In your copy, reproduce the entries exactly as they are, minus the images.

§ DATA IN THIS EXERCISE
------------------------------------------------------------------------

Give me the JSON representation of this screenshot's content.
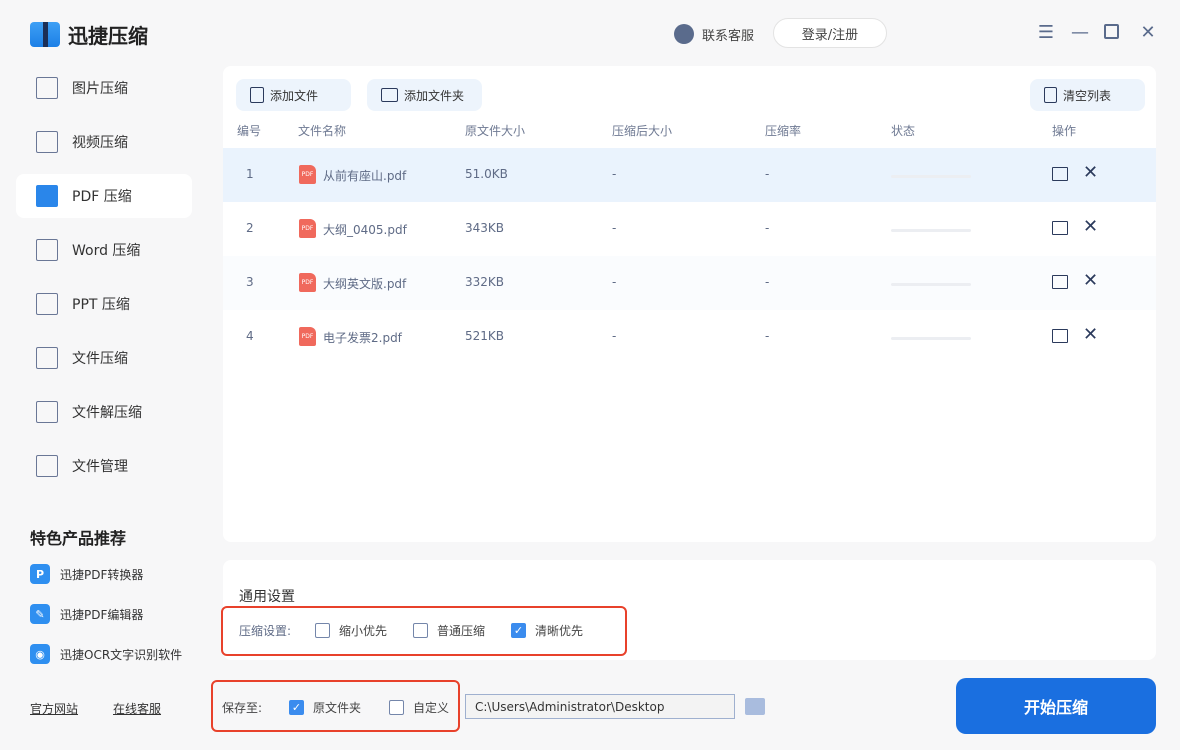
{
  "app": {
    "title": "迅捷压缩"
  },
  "header": {
    "service": "联系客服",
    "login": "登录/注册"
  },
  "sidebar": {
    "items": [
      {
        "label": "图片压缩"
      },
      {
        "label": "视频压缩"
      },
      {
        "label": "PDF 压缩"
      },
      {
        "label": "Word 压缩"
      },
      {
        "label": "PPT 压缩"
      },
      {
        "label": "文件压缩"
      },
      {
        "label": "文件解压缩"
      },
      {
        "label": "文件管理"
      }
    ],
    "featured_title": "特色产品推荐",
    "featured": [
      {
        "label": "迅捷PDF转换器",
        "icon": "P"
      },
      {
        "label": "迅捷PDF编辑器",
        "icon": "✎"
      },
      {
        "label": "迅捷OCR文字识别软件",
        "icon": "◉"
      }
    ],
    "links": {
      "website": "官方网站",
      "support": "在线客服"
    }
  },
  "toolbar": {
    "add_file": "添加文件",
    "add_folder": "添加文件夹",
    "clear": "清空列表"
  },
  "table": {
    "headers": [
      "编号",
      "文件名称",
      "原文件大小",
      "压缩后大小",
      "压缩率",
      "状态",
      "操作"
    ],
    "rows": [
      {
        "no": "1",
        "name": "从前有座山.pdf",
        "size": "51.0KB",
        "after": "-",
        "rate": "-"
      },
      {
        "no": "2",
        "name": "大纲_0405.pdf",
        "size": "343KB",
        "after": "-",
        "rate": "-"
      },
      {
        "no": "3",
        "name": "大纲英文版.pdf",
        "size": "332KB",
        "after": "-",
        "rate": "-"
      },
      {
        "no": "4",
        "name": "电子发票2.pdf",
        "size": "521KB",
        "after": "-",
        "rate": "-"
      }
    ]
  },
  "settings": {
    "title": "通用设置",
    "compress_label": "压缩设置:",
    "options": [
      {
        "label": "缩小优先",
        "checked": false
      },
      {
        "label": "普通压缩",
        "checked": false
      },
      {
        "label": "清晰优先",
        "checked": true
      }
    ]
  },
  "save": {
    "label": "保存至:",
    "original": "原文件夹",
    "custom": "自定义",
    "path": "C:\\Users\\Administrator\\Desktop"
  },
  "start": "开始压缩",
  "colors": {
    "accent": "#1a6fe0",
    "highlight": "#e8412b"
  }
}
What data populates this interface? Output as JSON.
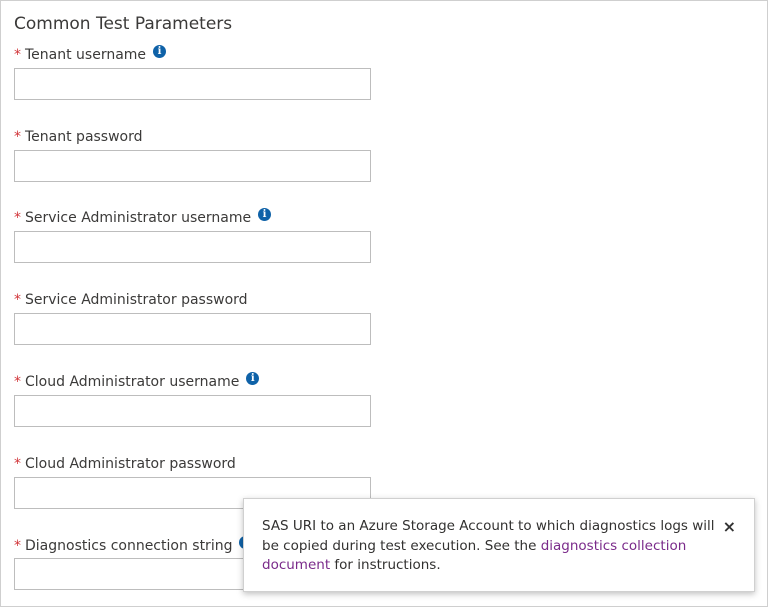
{
  "section": {
    "title": "Common Test Parameters"
  },
  "fields": [
    {
      "label": "Tenant username",
      "required_mark": "*",
      "has_info": true,
      "value": ""
    },
    {
      "label": "Tenant password",
      "required_mark": "*",
      "has_info": false,
      "value": ""
    },
    {
      "label": "Service Administrator username",
      "required_mark": "*",
      "has_info": true,
      "value": ""
    },
    {
      "label": "Service Administrator password",
      "required_mark": "*",
      "has_info": false,
      "value": ""
    },
    {
      "label": "Cloud Administrator username",
      "required_mark": "*",
      "has_info": true,
      "value": ""
    },
    {
      "label": "Cloud Administrator password",
      "required_mark": "*",
      "has_info": false,
      "value": ""
    },
    {
      "label": "Diagnostics connection string",
      "required_mark": "*",
      "has_info": true,
      "value": ""
    }
  ],
  "info_icon_glyph": "i",
  "tooltip": {
    "text_before": "SAS URI to an Azure Storage Account to which diagnostics logs will be copied during test execution. See the ",
    "link_text": "diagnostics collection document",
    "text_after": " for instructions.",
    "close_glyph": "×"
  },
  "colors": {
    "required": "#d13438",
    "info_icon": "#0f62a8",
    "link": "#7a2a8a",
    "border": "#bdbdbd"
  }
}
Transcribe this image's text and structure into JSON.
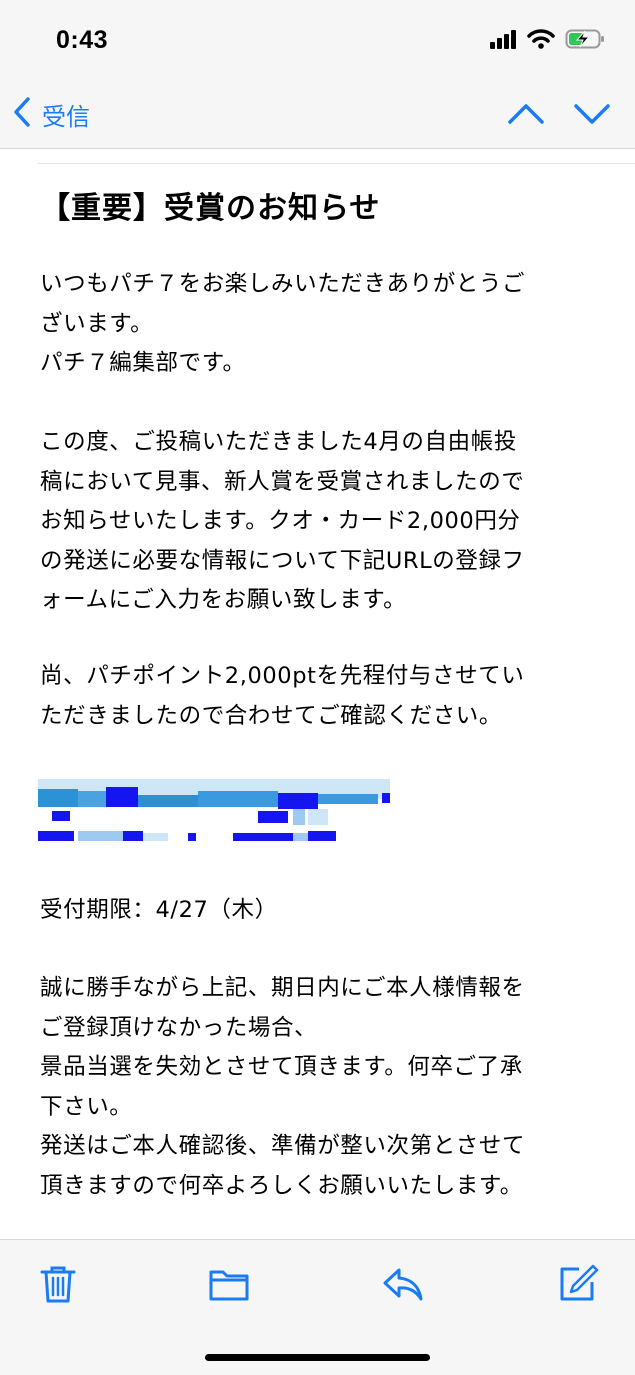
{
  "status_bar": {
    "time": "0:43",
    "icons": [
      "cellular-signal-icon",
      "wifi-icon",
      "battery-charging-icon"
    ]
  },
  "nav": {
    "back_label": "受信",
    "icons": [
      "chevron-left-icon",
      "chevron-up-icon",
      "chevron-down-icon"
    ]
  },
  "email": {
    "subject": "【重要】受賞のお知らせ",
    "paragraphs": [
      "いつもパチ７をお楽しみいただきありがとうございます。\nパチ７編集部です。",
      "この度、ご投稿いただきました4月の自由帳投稿において見事、新人賞を受賞されましたのでお知らせいたします。クオ・カード2,000円分の発送に必要な情報について下記URLの登録フォームにご入力をお願い致します。",
      "尚、パチポイント2,000ptを先程付与させていただきましたので合わせてご確認ください。",
      "受付期限：4/27（木）",
      "誠に勝手ながら上記、期日内にご本人様情報をご登録頂けなかった場合、\n景品当選を失効とさせて頂きます。何卒ご了承下さい。\n発送はご本人確認後、準備が整い次第とさせて頂きますので何卒よろしくお願いいたします。"
    ]
  },
  "toolbar": {
    "icons": [
      "trash-icon",
      "folder-icon",
      "reply-icon",
      "compose-icon"
    ]
  },
  "colors": {
    "accent": "#1a7cf5",
    "bar_background": "#f6f6f7"
  }
}
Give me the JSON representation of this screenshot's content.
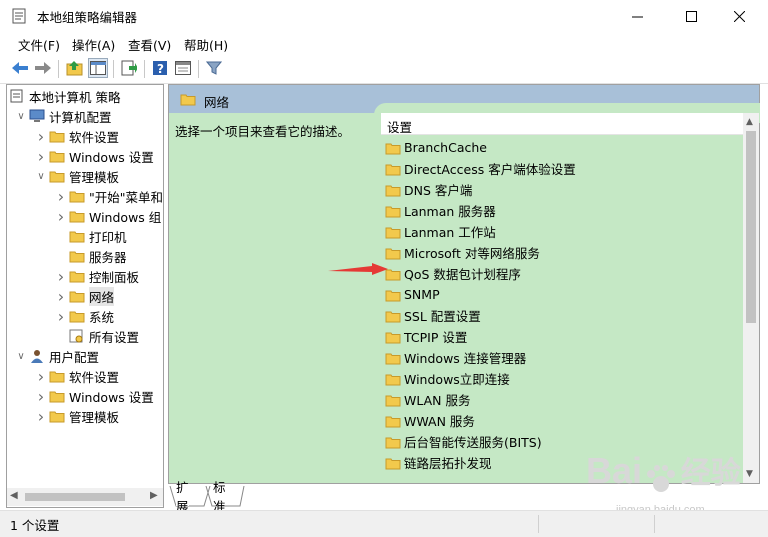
{
  "window": {
    "title": "本地组策略编辑器"
  },
  "menu": [
    "文件(F)",
    "操作(A)",
    "查看(V)",
    "帮助(H)"
  ],
  "toolbar": {
    "icons": [
      "back-icon",
      "forward-icon",
      "up-folder-icon",
      "show-hide-tree-icon",
      "export-icon",
      "help-icon",
      "properties-icon",
      "filter-icon"
    ]
  },
  "tree": [
    {
      "label": "本地计算机 策略",
      "icon": "policy-icon"
    },
    {
      "label": "计算机配置",
      "icon": "computer-icon",
      "expanded": true
    },
    {
      "label": "软件设置",
      "icon": "folder-icon"
    },
    {
      "label": "Windows 设置",
      "icon": "folder-icon"
    },
    {
      "label": "管理模板",
      "icon": "folder-icon",
      "expanded": true
    },
    {
      "label": "\"开始\"菜单和",
      "icon": "folder-icon"
    },
    {
      "label": "Windows 组",
      "icon": "folder-icon"
    },
    {
      "label": "打印机",
      "icon": "folder-icon"
    },
    {
      "label": "服务器",
      "icon": "folder-icon"
    },
    {
      "label": "控制面板",
      "icon": "folder-icon"
    },
    {
      "label": "网络",
      "icon": "folder-icon",
      "selected": true
    },
    {
      "label": "系统",
      "icon": "folder-icon"
    },
    {
      "label": "所有设置",
      "icon": "settings-icon"
    },
    {
      "label": "用户配置",
      "icon": "user-icon",
      "expanded": true
    },
    {
      "label": "软件设置",
      "icon": "folder-icon"
    },
    {
      "label": "Windows 设置",
      "icon": "folder-icon"
    },
    {
      "label": "管理模板",
      "icon": "folder-icon"
    }
  ],
  "right": {
    "header": "网络",
    "description": "选择一个项目来查看它的描述。",
    "column_header": "设置",
    "items": [
      "BranchCache",
      "DirectAccess 客户端体验设置",
      "DNS 客户端",
      "Lanman 服务器",
      "Lanman 工作站",
      "Microsoft 对等网络服务",
      "QoS 数据包计划程序",
      "SNMP",
      "SSL 配置设置",
      "TCPIP 设置",
      "Windows 连接管理器",
      "Windows立即连接",
      "WLAN 服务",
      "WWAN 服务",
      "后台智能传送服务(BITS)",
      "链路层拓扑发现"
    ]
  },
  "tabs": [
    "扩展",
    "标准"
  ],
  "status": "1 个设置",
  "watermark": {
    "brand": "Bai",
    "site": "jingyan.baidu.com",
    "cn": "经验"
  },
  "colors": {
    "pane_bg": "#c5e8c5",
    "header_bg": "#a8c0d8",
    "folder": "#f2c94c",
    "annotation": "#e53935"
  }
}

------------------------------------------------------------------------

§ FINISHED TASK
Give me the JSON representation of this screenshot's content.
{
  "app": {
    "title": "迅捷压缩"
  },
  "header": {
    "service": "联系客服",
    "login": "登录/注册"
  },
  "sidebar": {
    "items": [
      {
        "label": "图片压缩"
      },
      {
        "label": "视频压缩"
      },
      {
        "label": "PDF 压缩"
      },
      {
        "label": "Word 压缩"
      },
      {
        "label": "PPT 压缩"
      },
      {
        "label": "文件压缩"
      },
      {
        "label": "文件解压缩"
      },
      {
        "label": "文件管理"
      }
    ],
    "featured_title": "特色产品推荐",
    "featured": [
      {
        "label": "迅捷PDF转换器",
        "icon": "P"
      },
      {
        "label": "迅捷PDF编辑器",
        "icon": "✎"
      },
      {
        "label": "迅捷OCR文字识别软件",
        "icon": "◉"
      }
    ],
    "links": {
      "website": "官方网站",
      "support": "在线客服"
    }
  },
  "toolbar": {
    "add_file": "添加文件",
    "add_folder": "添加文件夹",
    "clear": "清空列表"
  },
  "table": {
    "headers": [
      "编号",
      "文件名称",
      "原文件大小",
      "压缩后大小",
      "压缩率",
      "状态",
      "操作"
    ],
    "rows": [
      {
        "no": "1",
        "name": "从前有座山.pdf",
        "size": "51.0KB",
        "after": "-",
        "rate": "-"
      },
      {
        "no": "2",
        "name": "大纲_0405.pdf",
        "size": "343KB",
        "after": "-",
        "rate": "-"
      },
      {
        "no": "3",
        "name": "大纲英文版.pdf",
        "size": "332KB",
        "after": "-",
        "rate": "-"
      },
      {
        "no": "4",
        "name": "电子发票2.pdf",
        "size": "521KB",
        "after": "-",
        "rate": "-"
      }
    ]
  },
  "settings": {
    "title": "通用设置",
    "compress_label": "压缩设置:",
    "options": [
      {
        "label": "缩小优先",
        "checked": false
      },
      {
        "label": "普通压缩",
        "checked": false
      },
      {
        "label": "清晰优先",
        "checked": true
      }
    ]
  },
  "save": {
    "label": "保存至:",
    "original": "原文件夹",
    "custom": "自定义",
    "path": "C:\\Users\\Administrator\\Desktop"
  },
  "start": "开始压缩",
  "colors": {
    "accent": "#1a6fe0",
    "highlight": "#e8412b"
  }
}
What data populates this interface? Output as JSON.
{
  "section": {
    "title": "Common Test Parameters"
  },
  "fields": [
    {
      "label": "Tenant username",
      "required_mark": "*",
      "has_info": true,
      "value": ""
    },
    {
      "label": "Tenant password",
      "required_mark": "*",
      "has_info": false,
      "value": ""
    },
    {
      "label": "Service Administrator username",
      "required_mark": "*",
      "has_info": true,
      "value": ""
    },
    {
      "label": "Service Administrator password",
      "required_mark": "*",
      "has_info": false,
      "value": ""
    },
    {
      "label": "Cloud Administrator username",
      "required_mark": "*",
      "has_info": true,
      "value": ""
    },
    {
      "label": "Cloud Administrator password",
      "required_mark": "*",
      "has_info": false,
      "value": ""
    },
    {
      "label": "Diagnostics connection string",
      "required_mark": "*",
      "has_info": true,
      "value": ""
    }
  ],
  "info_icon_glyph": "i",
  "tooltip": {
    "text_before": "SAS URI to an Azure Storage Account to which diagnostics logs will be copied during test execution. See the ",
    "link_text": "diagnostics collection document",
    "text_after": " for instructions.",
    "close_glyph": "×"
  },
  "colors": {
    "required": "#d13438",
    "info_icon": "#0f62a8",
    "link": "#7a2a8a",
    "border": "#bdbdbd"
  }
}
Transcribe this image's text and structure into JSON.
{
  "status_bar": {
    "time": "0:43",
    "icons": [
      "cellular-signal-icon",
      "wifi-icon",
      "battery-charging-icon"
    ]
  },
  "nav": {
    "back_label": "受信",
    "icons": [
      "chevron-left-icon",
      "chevron-up-icon",
      "chevron-down-icon"
    ]
  },
  "email": {
    "subject": "【重要】受賞のお知らせ",
    "paragraphs": [
      "いつもパチ７をお楽しみいただきありがとうございます。\nパチ７編集部です。",
      "この度、ご投稿いただきました4月の自由帳投稿において見事、新人賞を受賞されましたのでお知らせいたします。クオ・カード2,000円分の発送に必要な情報について下記URLの登録フォームにご入力をお願い致します。",
      "尚、パチポイント2,000ptを先程付与させていただきましたので合わせてご確認ください。",
      "受付期限：4/27（木）",
      "誠に勝手ながら上記、期日内にご本人様情報をご登録頂けなかった場合、\n景品当選を失効とさせて頂きます。何卒ご了承下さい。\n発送はご本人確認後、準備が整い次第とさせて頂きますので何卒よろしくお願いいたします。"
    ]
  },
  "toolbar": {
    "icons": [
      "trash-icon",
      "folder-icon",
      "reply-icon",
      "compose-icon"
    ]
  },
  "colors": {
    "accent": "#1a7cf5",
    "bar_background": "#f6f6f7"
  }
}
Give me the JSON representation of this screenshot's content.
{
  "window": {
    "title": "本地组策略编辑器"
  },
  "menu": [
    "文件(F)",
    "操作(A)",
    "查看(V)",
    "帮助(H)"
  ],
  "toolbar": {
    "icons": [
      "back-icon",
      "forward-icon",
      "up-folder-icon",
      "show-hide-tree-icon",
      "export-icon",
      "help-icon",
      "properties-icon",
      "filter-icon"
    ]
  },
  "tree": [
    {
      "label": "本地计算机 策略",
      "icon": "policy-icon"
    },
    {
      "label": "计算机配置",
      "icon": "computer-icon",
      "expanded": true
    },
    {
      "label": "软件设置",
      "icon": "folder-icon"
    },
    {
      "label": "Windows 设置",
      "icon": "folder-icon"
    },
    {
      "label": "管理模板",
      "icon": "folder-icon",
      "expanded": true
    },
    {
      "label": "\"开始\"菜单和",
      "icon": "folder-icon"
    },
    {
      "label": "Windows 组",
      "icon": "folder-icon"
    },
    {
      "label": "打印机",
      "icon": "folder-icon"
    },
    {
      "label": "服务器",
      "icon": "folder-icon"
    },
    {
      "label": "控制面板",
      "icon": "folder-icon"
    },
    {
      "label": "网络",
      "icon": "folder-icon",
      "selected": true
    },
    {
      "label": "系统",
      "icon": "folder-icon"
    },
    {
      "label": "所有设置",
      "icon": "settings-icon"
    },
    {
      "label": "用户配置",
      "icon": "user-icon",
      "expanded": true
    },
    {
      "label": "软件设置",
      "icon": "folder-icon"
    },
    {
      "label": "Windows 设置",
      "icon": "folder-icon"
    },
    {
      "label": "管理模板",
      "icon": "folder-icon"
    }
  ],
  "right": {
    "header": "网络",
    "description": "选择一个项目来查看它的描述。",
    "column_header": "设置",
    "items": [
      "BranchCache",
      "DirectAccess 客户端体验设置",
      "DNS 客户端",
      "Lanman 服务器",
      "Lanman 工作站",
      "Microsoft 对等网络服务",
      "QoS 数据包计划程序",
      "SNMP",
      "SSL 配置设置",
      "TCPIP 设置",
      "Windows 连接管理器",
      "Windows立即连接",
      "WLAN 服务",
      "WWAN 服务",
      "后台智能传送服务(BITS)",
      "链路层拓扑发现"
    ]
  },
  "tabs": [
    "扩展",
    "标准"
  ],
  "status": "1 个设置",
  "watermark": {
    "brand": "Bai",
    "site": "jingyan.baidu.com",
    "cn": "经验"
  },
  "colors": {
    "pane_bg": "#c5e8c5",
    "header_bg": "#a8c0d8",
    "folder": "#f2c94c",
    "annotation": "#e53935"
  }
}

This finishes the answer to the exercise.